> [TRY IT] Copy every line from the records below that holds the word "assisting".

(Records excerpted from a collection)
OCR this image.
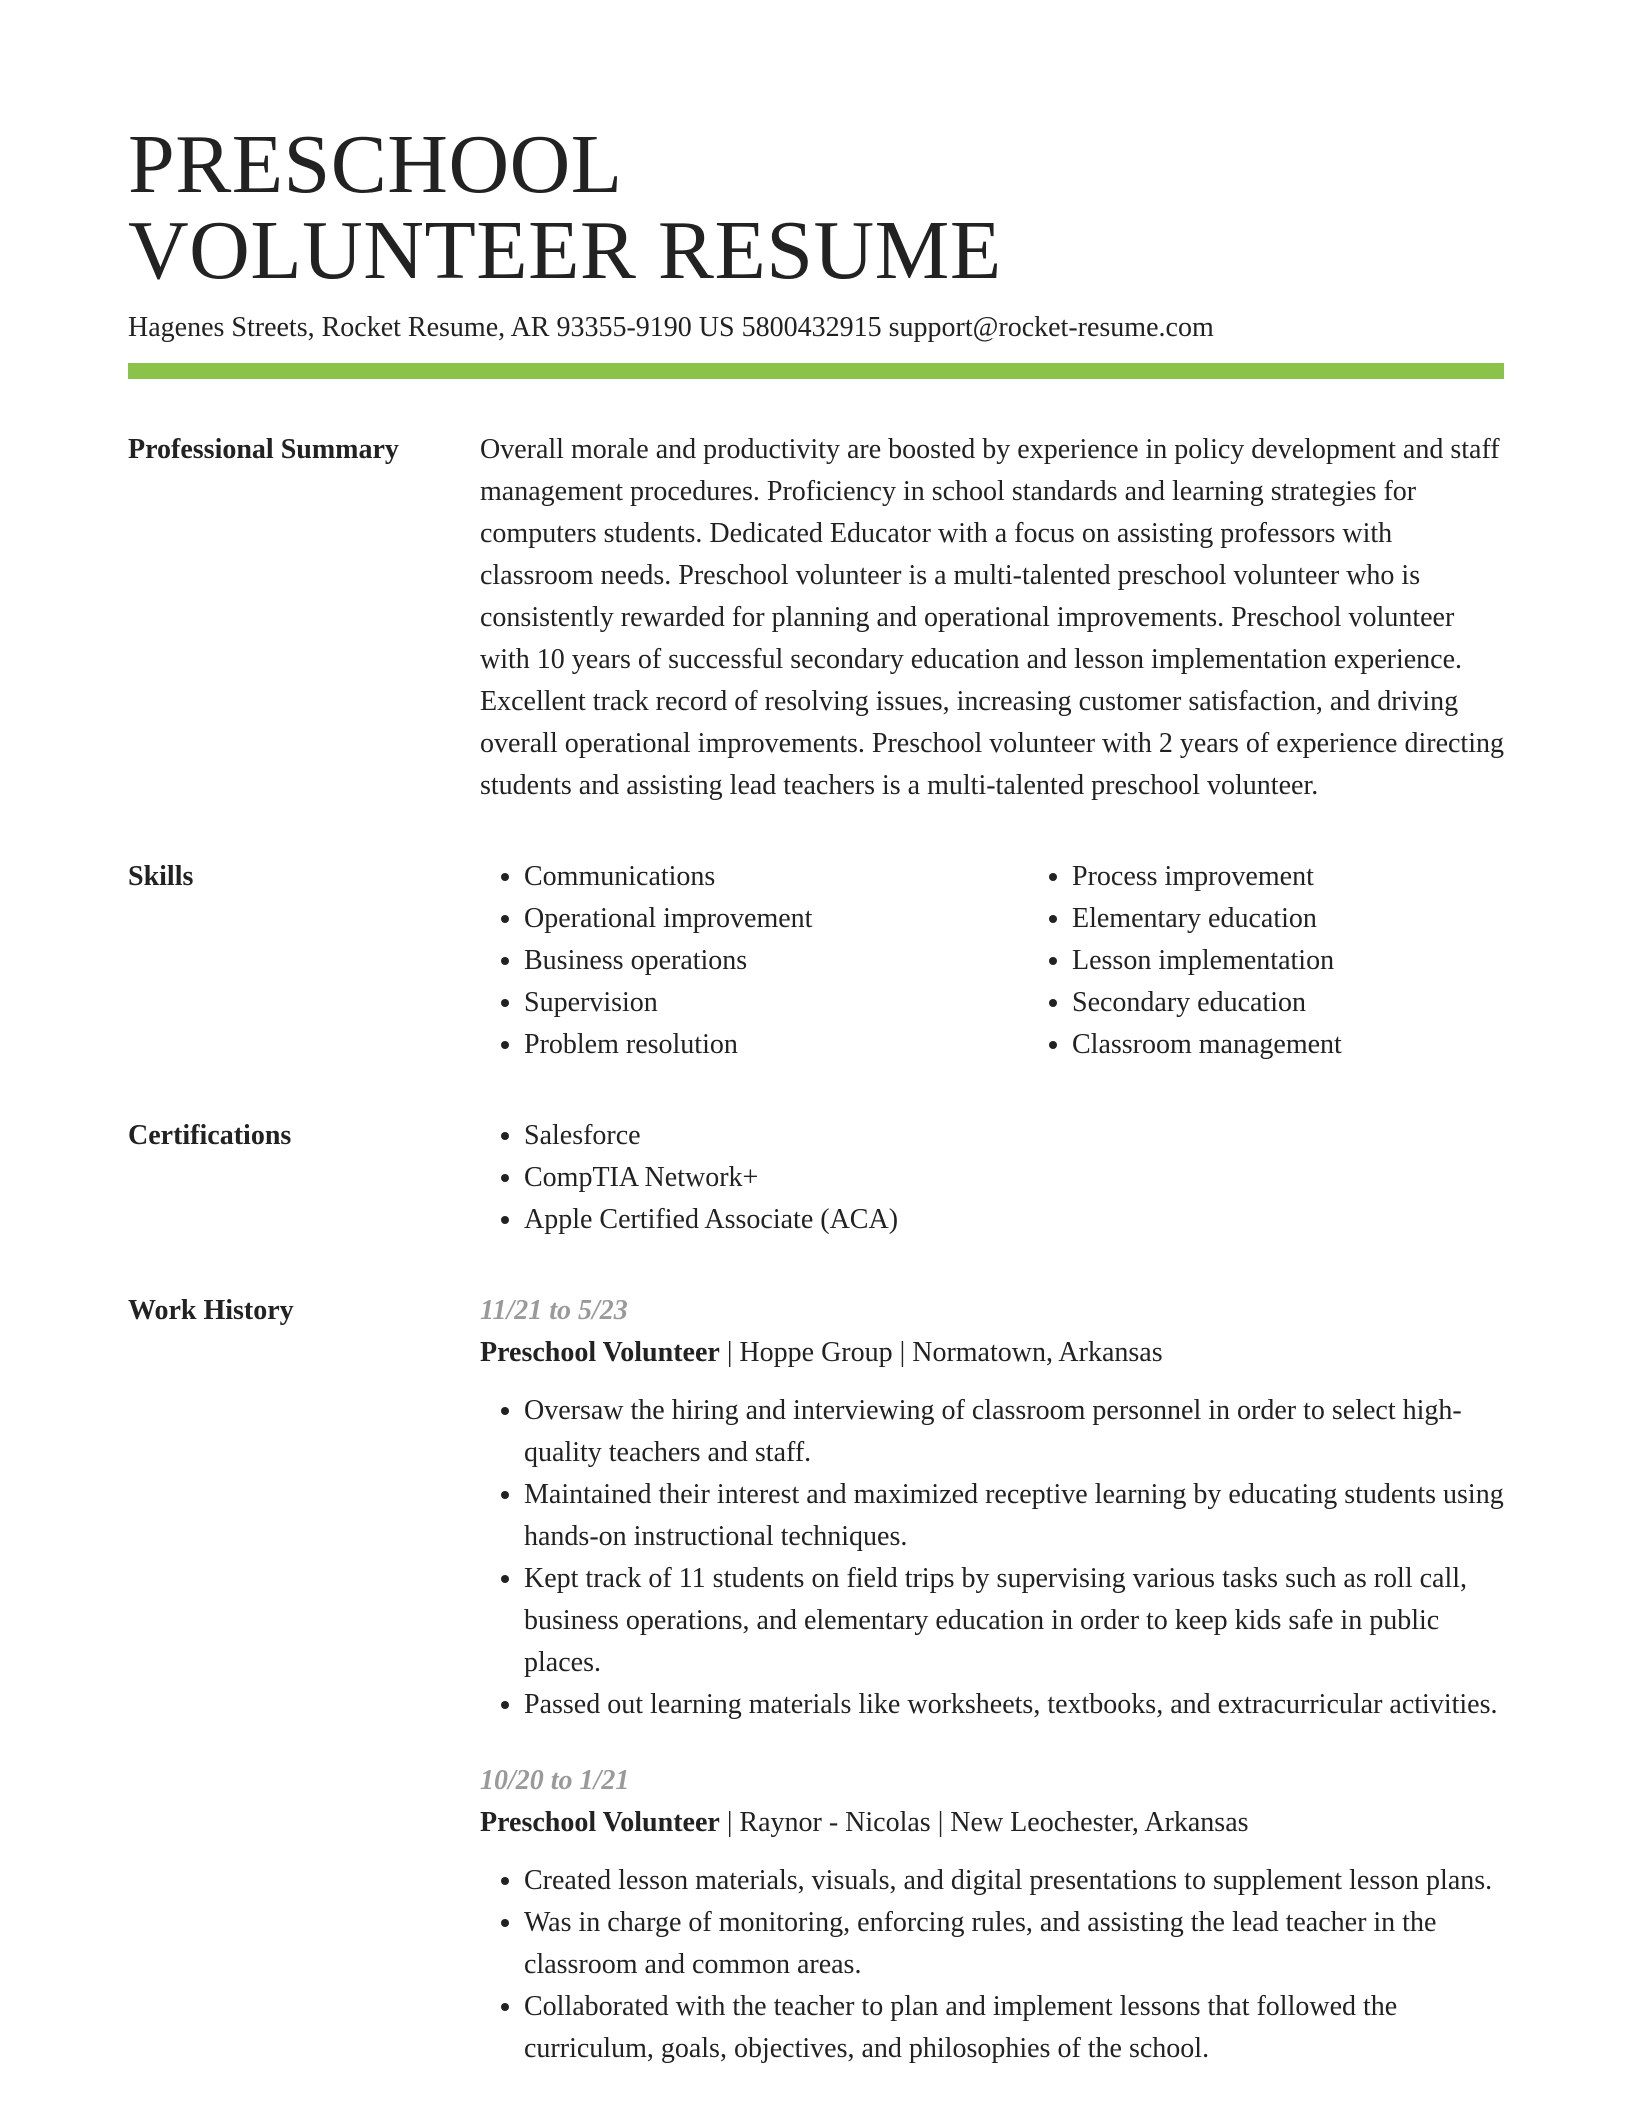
PRESCHOOL
VOLUNTEER RESUME
Hagenes Streets, Rocket Resume, AR 93355-9190 US 5800432915 support@rocket-resume.com
Professional Summary	Overall morale and productivity are boosted by experience in policy development and staff management procedures. Proficiency in school standards and learning strategies for computers students. Dedicated Educator with a focus on assisting professors with classroom needs. Preschool volunteer is a multi-talented preschool volunteer who is consistently rewarded for planning and operational improvements. Preschool volunteer with 10 years of successful secondary education and lesson implementation experience. Excellent track record of resolving issues, increasing customer satisfaction, and driving overall operational improvements. Preschool volunteer with 2 years of experience directing students and assisting lead teachers is a multi-talented preschool volunteer.

Skills	• Communications
• Operational improvement
• Business operations
• Supervision
• Problem resolution
• Process improvement
• Elementary education
• Lesson implementation
• Secondary education
• Classroom management
Certifications	• Salesforce
• CompTIA Network+
• Apple Certified Associate (ACA)
Work History	11/21 to 5/23
Preschool Volunteer | Hoppe Group | Normatown, Arkansas
• Oversaw the hiring and interviewing of classroom personnel in order to select high-quality teachers and staff.
• Maintained their interest and maximized receptive learning by educating students using hands-on instructional techniques.
• Kept track of 11 students on field trips by supervising various tasks such as roll call, business operations, and elementary education in order to keep kids safe in public places.
• Passed out learning materials like worksheets, textbooks, and extracurricular activities.
10/20 to 1/21
Preschool Volunteer | Raynor - Nicolas | New Leochester, Arkansas
• Created lesson materials, visuals, and digital presentations to supplement lesson plans.
• Was in charge of monitoring, enforcing rules, and assisting the lead teacher in the classroom and common areas.
• Collaborated with the teacher to plan and implement lessons that followed the curriculum, goals, objectives, and philosophies of the school.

> [SOLUTION]
Professional Summary	Overall morale and productivity are boosted by experience in policy development and staff management procedures. Proficiency in school standards and learning strategies for computers students. Dedicated Educator with a focus on assisting professors with classroom needs. Preschool volunteer is a multi-talented preschool volunteer who is consistently rewarded for planning and operational improvements. Preschool volunteer with 10 years of successful secondary education and lesson implementation experience. Excellent track record of resolving issues, increasing customer satisfaction, and driving overall operational improvements. Preschool volunteer with 2 years of experience directing students and assisting lead teachers is a multi-talented preschool volunteer.
• Was in charge of monitoring, enforcing rules, and assisting the lead teacher in the classroom and common areas.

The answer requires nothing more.